→ Tarefas
[1] Segundo o texto sobre a Convenção nº 169 da OIT, qual decreto federal promulgou a Convenção em 19 de abril de 2004?
[2] Transcreva literalmente o trecho do texto sobre a Convenção nº 169 da OIT que vai de "A Convenção nº 169 da Organização" até "indígenas e tribais.", inclusive.

Você Sabia que os povos tribais e indígenas devem ser consultados de forma prévia, livre e informada? 20 out 2023

Você Sabia que os povos tribais e indígenas devem ser consultados de forma prévia, livre e informada?

Recentemente, a 11ª Turma do Tribunal Regional Federal da 1ª Região (TRF1) ratificou a sentença que responsabilizou o município de Oiapoque, localizado no Amapá, pelo pagamento de danos morais coletivos no montante de R$ 100.000,00 (cem mil reais) à Comunidade Quilombola de Vila Velha do Cassiporé que se encontra no mesmo município. A condenação se deu em razão da execução de obras na região sem a realização prévia de consultas aos habitantes locais. A decisão se alinha às diretrizes estabelecidas pela Convenção nº 169 da OIT, a qual foi utilizada como fundamento para a condenação e desempenha papel crucial na salvaguarda dos direitos das comunidades indígenas e tribais em âmbito global (TRF-1. 11ª Turma. Newton Ramos. Reexame Necessário nº 1000002-56.2021.4.01.3102. D.J.24.07.2023). Mas você sabe o que é a Convenção nº 169 da OIT?

A Convenção nº 169 da Organização Internacional do Trabalho (OIT) é um tratado internacional que versa sobre Povos Indígenas e Tribais e estabelece normas importantes para a promoção do respeito aos direitos humanos, a preservação das culturas e a garantia da participação dessas comunidades na tomada de decisões que as afetam. Em 2002, o Brasil aprovou o texto da Convenção por meio do Decreto Legislativo nº 143/2002 e, em 19 de abril de 2004, promulgou a OIT 169, por meio do Decreto Federal nº 5.051/2004. No cenário atual, a Convenção está vigente no território nacional por meio do Decreto Federal nº 10.088/2019, demonstrando o compromisso institucional do país – e que independe de governo – em respeitar e proteger os direitos das comunidades indígenas e tribais.

→ Entradas do dataset
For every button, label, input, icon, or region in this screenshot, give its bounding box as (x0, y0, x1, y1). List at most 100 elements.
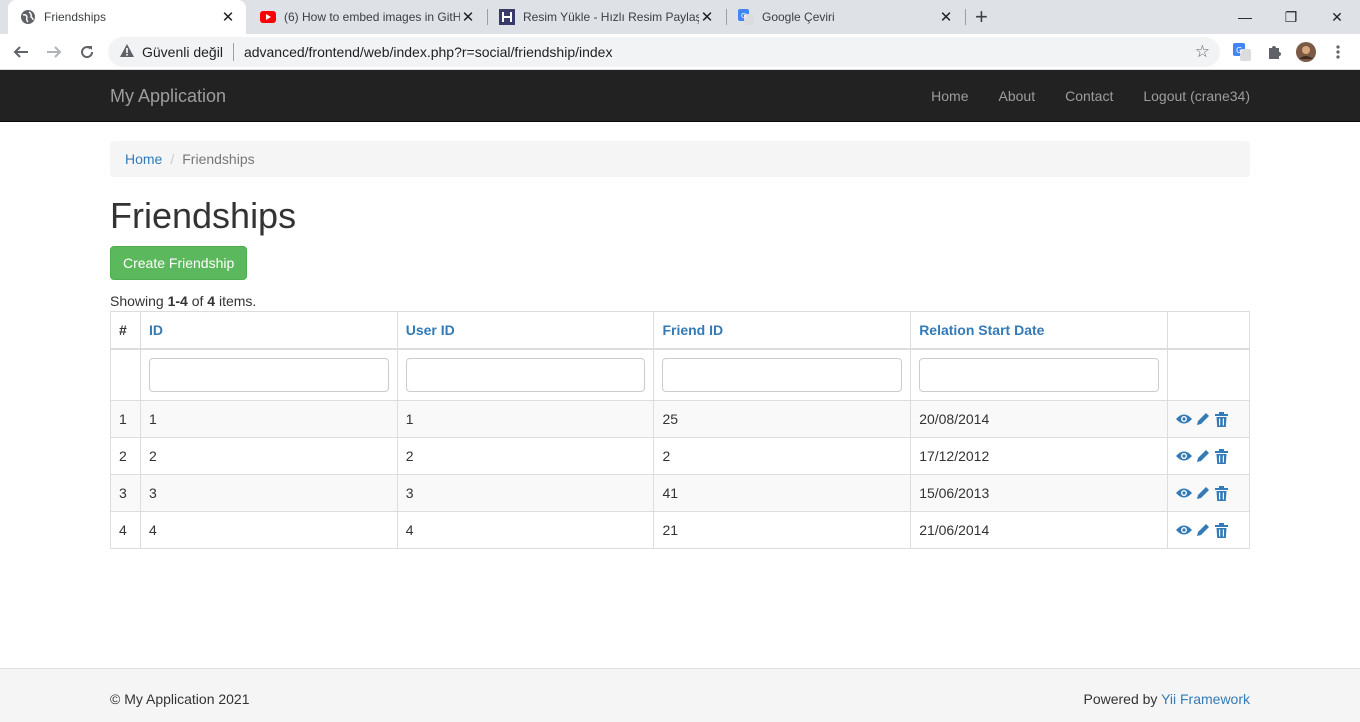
nav-home[interactable]: Home (916, 70, 983, 122)
back-button[interactable] (9, 40, 33, 64)
url-text[interactable]: advanced/frontend/web/index.php?r=social… (244, 44, 613, 60)
close-tab-icon[interactable]: ✕ (699, 8, 715, 26)
browser-tab-translate[interactable]: G Google Çeviri ✕ (726, 0, 964, 34)
tab-title: Google Çeviri (762, 10, 835, 24)
sort-id-link[interactable]: ID (149, 322, 163, 338)
filter-row (110, 348, 1251, 401)
column-header-id: ID (139, 311, 398, 350)
row-actions (1175, 522, 1241, 538)
close-window-button[interactable]: ✕ (1314, 0, 1360, 34)
address-bar[interactable]: Güvenli değil advanced/frontend/web/inde… (108, 37, 1220, 67)
filter-relation-start-date-input[interactable] (919, 357, 1159, 392)
user-id-cell: 1 (396, 400, 655, 438)
nav-logout[interactable]: Logout (crane34) (1128, 70, 1250, 122)
pencil-icon[interactable] (1195, 448, 1211, 464)
close-tab-icon[interactable]: ✕ (460, 8, 476, 26)
divider (232, 43, 234, 61)
breadcrumb-separator: / (170, 151, 175, 167)
column-header-friend-id: Friend ID (653, 311, 912, 350)
arrow-left-icon (13, 46, 28, 58)
grid-summary: Showing 1-4 of 4 items. (110, 291, 1250, 311)
relation-start-date-cell: 17/12/2012 (910, 437, 1168, 475)
nav-contact[interactable]: Contact (1050, 70, 1128, 122)
trash-icon[interactable] (1214, 522, 1230, 538)
page-title: Friendships (110, 195, 297, 236)
row-number-cell: 3 (110, 474, 141, 512)
actions-cell (1166, 511, 1251, 549)
browser-tab-strip: Friendships ✕ (6) How to embed images in… (0, 0, 1360, 34)
user-id-cell: 2 (396, 437, 655, 475)
eye-icon[interactable] (1175, 522, 1192, 538)
friend-id-cell: 2 (653, 437, 912, 475)
breadcrumb-home[interactable]: Home (125, 151, 162, 167)
main-container: Home / Friendships Friendships Create Fr… (110, 141, 1251, 549)
table-header-row: # ID User ID Friend ID Relation Start Da… (110, 311, 1251, 350)
arrow-right-icon (47, 46, 62, 58)
eye-icon[interactable] (1175, 485, 1192, 501)
tab-title: Friendships (44, 10, 107, 24)
maximize-button[interactable]: ❐ (1268, 0, 1314, 34)
reload-button[interactable] (75, 40, 99, 64)
security-label[interactable]: Güvenli değil (142, 44, 223, 60)
sort-friend-id-link[interactable]: Friend ID (662, 322, 723, 338)
new-tab-button[interactable]: + (975, 4, 988, 30)
trash-icon[interactable] (1214, 448, 1230, 464)
trash-icon[interactable] (1214, 485, 1230, 501)
globe-icon (20, 9, 36, 25)
browser-tab-resim[interactable]: Resim Yükle - Hızlı Resim Paylaş ✕ (487, 0, 725, 34)
relation-start-date-cell: 21/06/2014 (910, 511, 1168, 549)
summary-range: 1-4 (167, 293, 188, 309)
friend-id-cell: 21 (653, 511, 912, 549)
summary-prefix: Showing (110, 293, 168, 309)
bookmark-star-icon[interactable]: ☆ (1195, 42, 1210, 62)
pencil-icon[interactable] (1195, 485, 1211, 501)
nav-links: Home About Contact Logout (crane34) (916, 70, 1250, 122)
footer-powered-by: Powered by Yii Framework (1083, 691, 1250, 707)
pencil-icon[interactable] (1195, 522, 1211, 538)
user-id-cell: 4 (396, 511, 655, 549)
brand-link[interactable]: My Application (110, 86, 226, 107)
friendships-table: # ID User ID Friend ID Relation Start Da… (110, 311, 1251, 549)
id-cell: 2 (139, 437, 398, 475)
user-id-cell: 3 (396, 474, 655, 512)
eye-icon[interactable] (1175, 411, 1192, 427)
close-tab-icon[interactable]: ✕ (938, 8, 954, 26)
warning-icon (120, 44, 134, 60)
translate-extension-icon[interactable]: G (1232, 42, 1252, 62)
column-header-actions (1166, 311, 1251, 350)
id-cell: 4 (139, 511, 398, 549)
kebab-menu-icon[interactable] (1328, 42, 1348, 62)
app-navbar: My Application Home About Contact Logout… (0, 70, 1360, 122)
row-number-cell: 4 (110, 511, 141, 549)
filter-id-input[interactable] (148, 357, 389, 392)
pencil-icon[interactable] (1195, 411, 1211, 427)
nav-about[interactable]: About (984, 70, 1051, 122)
browser-tab-youtube[interactable]: (6) How to embed images in GitH ✕ (248, 0, 486, 34)
close-tab-icon[interactable]: ✕ (220, 8, 236, 26)
profile-avatar[interactable] (1296, 42, 1316, 62)
puzzle-extensions-icon[interactable] (1264, 42, 1284, 62)
trash-icon[interactable] (1214, 411, 1230, 427)
row-actions (1175, 448, 1241, 464)
filter-friend-id-input[interactable] (662, 357, 903, 392)
filter-cell (139, 348, 398, 401)
column-header-serial: # (110, 311, 141, 350)
yii-framework-link[interactable]: Yii Framework (1161, 691, 1250, 707)
eye-icon[interactable] (1175, 448, 1192, 464)
table-row: 3 3 3 41 15/06/2013 (110, 474, 1251, 512)
filter-cell-empty (110, 348, 141, 401)
forward-button[interactable] (42, 40, 66, 64)
sort-user-id-link[interactable]: User ID (406, 322, 455, 338)
powered-by-label: Powered by (1083, 691, 1162, 707)
relation-start-date-cell: 20/08/2014 (910, 400, 1168, 438)
google-translate-icon: G (738, 9, 754, 25)
minimize-button[interactable]: — (1222, 0, 1268, 34)
actions-cell (1166, 474, 1251, 512)
filter-user-id-input[interactable] (405, 357, 646, 392)
table-row: 2 2 2 2 17/12/2012 (110, 437, 1251, 475)
create-friendship-button[interactable]: Create Friendship (110, 246, 248, 280)
reload-icon (81, 46, 94, 59)
sort-relation-start-date-link[interactable]: Relation Start Date (919, 322, 1044, 338)
summary-total: 4 (207, 293, 216, 309)
browser-tab-friendships[interactable]: Friendships ✕ (8, 0, 246, 34)
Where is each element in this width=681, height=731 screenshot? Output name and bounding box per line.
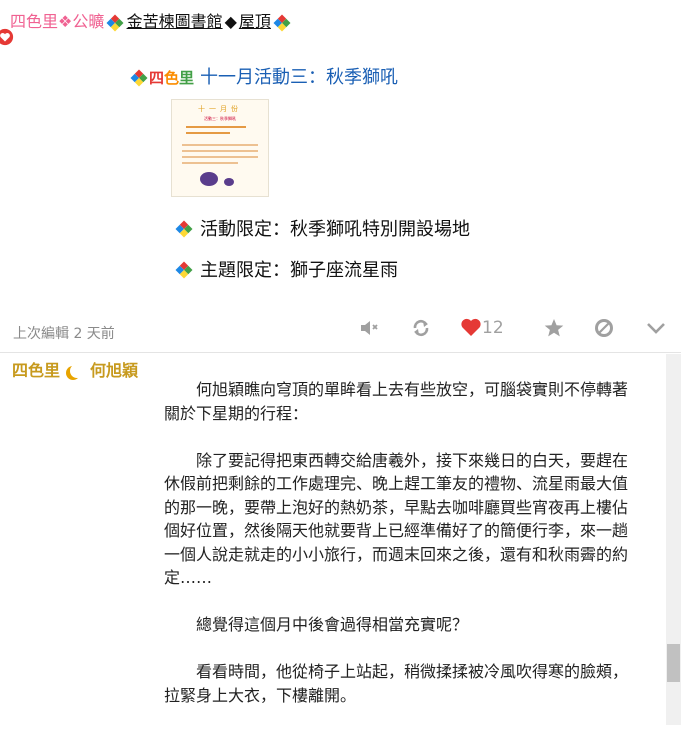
heart-icon bbox=[461, 318, 481, 336]
poster-text-line bbox=[182, 150, 258, 152]
poster-text-line bbox=[182, 162, 238, 164]
four-color-diamond-icon bbox=[130, 69, 148, 87]
story-paragraph: 總覺得這個月中後會過得相當充實呢？ bbox=[196, 615, 469, 634]
scrollbar-thumb[interactable] bbox=[667, 644, 680, 682]
vertical-scrollbar[interactable] bbox=[666, 354, 681, 725]
story-paragraph: 除了要記得把東西轉交給唐羲外，接下來幾日的白天，要趕在休假前把剩餘的工作處理完、… bbox=[164, 450, 629, 588]
four-color-diamond-icon bbox=[175, 261, 193, 278]
post-title-text[interactable]: 十一月活動三：秋季獅吼 bbox=[200, 67, 398, 88]
like-button[interactable]: 12 bbox=[460, 317, 514, 339]
last-edited-note[interactable]: 上次編輯 2 天前 bbox=[13, 323, 115, 343]
poster-line bbox=[186, 126, 246, 128]
poster-line bbox=[186, 132, 230, 134]
poster-title: 十一月份 bbox=[198, 105, 242, 113]
four-color-diamond-icon bbox=[106, 14, 124, 31]
story-paragraph: 看看時間，他從椅子上站起，稍微揉揉被冷風吹得寒的臉頰，拉緊身上大衣，下樓離開。 bbox=[164, 662, 629, 705]
star-icon[interactable] bbox=[543, 317, 565, 339]
post-one: 四色里❖公曠 金苦楝圖書館 ◆ 屋頂 四色里 十一月活動三：秋季獅吼 十一月份 活動三… bbox=[0, 0, 681, 352]
bullet-item: 主題限定：獅子座流星雨 bbox=[175, 256, 398, 282]
hide-eye-icon[interactable] bbox=[593, 317, 615, 339]
bullet-item: 活動限定：秋季獅吼特別開設場地 bbox=[175, 215, 470, 241]
like-count: 12 bbox=[482, 318, 504, 338]
author-prefix: 四色里 bbox=[12, 361, 61, 380]
poster-text-line bbox=[182, 144, 258, 146]
four-color-diamond-icon bbox=[175, 220, 193, 237]
author-name[interactable]: 四色里 bbox=[10, 12, 58, 31]
author-name: 何旭穎 bbox=[90, 361, 139, 380]
lion-illustration bbox=[200, 172, 218, 186]
story-paragraph: 何旭穎瞧向穹頂的單眸看上去有些放空，可腦袋實則不停轉著關於下星期的行程： bbox=[164, 380, 629, 423]
four-color-diamond-icon bbox=[273, 14, 291, 31]
crescent-moon-icon bbox=[70, 364, 84, 378]
chevron-down-icon[interactable] bbox=[645, 317, 667, 339]
post-divider bbox=[0, 352, 681, 353]
bullet-text: 主題限定：獅子座流星雨 bbox=[200, 260, 398, 281]
mute-icon[interactable] bbox=[358, 317, 380, 339]
location-separator: ◆ bbox=[224, 12, 237, 31]
poster-text-line bbox=[182, 156, 258, 158]
refresh-icon[interactable] bbox=[410, 317, 432, 339]
poster-subtitle: 活動三：秋季獅吼 bbox=[204, 116, 236, 121]
post-author-line: 四色里❖公曠 金苦楝圖書館 ◆ 屋頂 bbox=[10, 8, 291, 32]
post-two-body: 何旭穎瞧向穹頂的單眸看上去有些放空，可腦袋實則不停轉著關於下星期的行程： 除了要… bbox=[164, 378, 634, 731]
author-role: 公曠 bbox=[72, 12, 105, 31]
four-color-logo: 四色里 bbox=[149, 69, 195, 87]
location-sub[interactable]: 屋頂 bbox=[239, 12, 271, 31]
post-two-author[interactable]: 四色里 何旭穎 bbox=[12, 357, 138, 381]
bullet-text: 活動限定：秋季獅吼特別開設場地 bbox=[200, 219, 470, 240]
location-name[interactable]: 金苦楝圖書館 bbox=[127, 12, 223, 31]
event-poster-image[interactable]: 十一月份 活動三：秋季獅吼 bbox=[171, 99, 269, 197]
post-title[interactable]: 四色里 十一月活動三：秋季獅吼 bbox=[130, 63, 398, 89]
lion-illustration bbox=[224, 178, 234, 186]
author-separator: ❖ bbox=[58, 12, 73, 31]
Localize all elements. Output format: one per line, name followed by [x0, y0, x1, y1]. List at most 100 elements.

→ Respostas
[1] O Decreto Federal nº 5.051/2004.

[2]
A Convenção nº 169 da Organização Internacional do Trabalho (OIT) é um tratado internacional que versa sobre Povos Indígenas e Tribais e estabelece normas importantes para a promoção do respeito aos direitos humanos, a preservação das culturas e a garantia da participação dessas comunidades na tomada de decisões que as afetam. Em 2002, o Brasil aprovou o texto da Convenção por meio do Decreto Legislativo nº 143/2002 e, em 19 de abril de 2004, promulgou a OIT 169, por meio do Decreto Federal nº 5.051/2004. No cenário atual, a Convenção está vigente no território nacional por meio do Decreto Federal nº 10.088/2019, demonstrando o compromisso institucional do país – e que independe de governo – em respeitar e proteger os direitos das comunidades indígenas e tribais.